──────── Data shown

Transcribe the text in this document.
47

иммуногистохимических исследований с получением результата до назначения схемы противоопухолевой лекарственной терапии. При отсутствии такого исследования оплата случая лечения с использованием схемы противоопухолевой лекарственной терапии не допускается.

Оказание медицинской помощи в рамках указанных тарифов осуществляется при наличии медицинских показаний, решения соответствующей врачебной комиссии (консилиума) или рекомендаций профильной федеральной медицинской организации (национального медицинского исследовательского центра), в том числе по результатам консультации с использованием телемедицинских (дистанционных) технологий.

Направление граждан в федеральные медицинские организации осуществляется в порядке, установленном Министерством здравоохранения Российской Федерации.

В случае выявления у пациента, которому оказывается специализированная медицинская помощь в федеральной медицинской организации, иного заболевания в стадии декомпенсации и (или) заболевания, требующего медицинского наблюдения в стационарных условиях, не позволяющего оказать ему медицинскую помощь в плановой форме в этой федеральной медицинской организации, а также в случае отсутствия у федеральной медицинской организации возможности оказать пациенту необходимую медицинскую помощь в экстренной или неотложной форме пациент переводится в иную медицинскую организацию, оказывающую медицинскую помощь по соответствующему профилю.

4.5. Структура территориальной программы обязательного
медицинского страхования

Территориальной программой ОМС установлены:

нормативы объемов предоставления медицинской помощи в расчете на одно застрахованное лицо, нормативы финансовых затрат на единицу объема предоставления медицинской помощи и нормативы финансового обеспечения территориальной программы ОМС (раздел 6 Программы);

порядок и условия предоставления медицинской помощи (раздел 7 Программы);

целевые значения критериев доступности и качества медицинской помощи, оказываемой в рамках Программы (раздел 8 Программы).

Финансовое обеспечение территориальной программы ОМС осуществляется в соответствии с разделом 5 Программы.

────────────────

**Set exercise**
In the records, locate each line holding the string "организации" and copy it.

**Result of the exercise**
Оказание медицинской помощи в рамках указанных тарифов осуществляется при наличии медицинских показаний, решения соответствующей врачебной комиссии (консилиума) или рекомендаций профильной федеральной медицинской организации (национального медицинского исследовательского центра), в том числе по результатам консультации с использованием телемедицинских (дистанционных) технологий.
Направление граждан в федеральные медицинские организации осуществляется в порядке, установленном Министерством здравоохранения Российской Федерации.
В случае выявления у пациента, которому оказывается специализированная медицинская помощь в федеральной медицинской организации, иного заболевания в стадии декомпенсации и (или) заболевания, требующего медицинского наблюдения в стационарных условиях, не позволяющего оказать ему медицинскую помощь в плановой форме в этой федеральной медицинской организации, а также в случае отсутствия у федеральной медицинской организации возможности оказать пациенту необходимую медицинскую помощь в экстренной или неотложной форме пациент переводится в иную медицинскую организацию, оказывающую медицинскую помощь по соответствующему профилю.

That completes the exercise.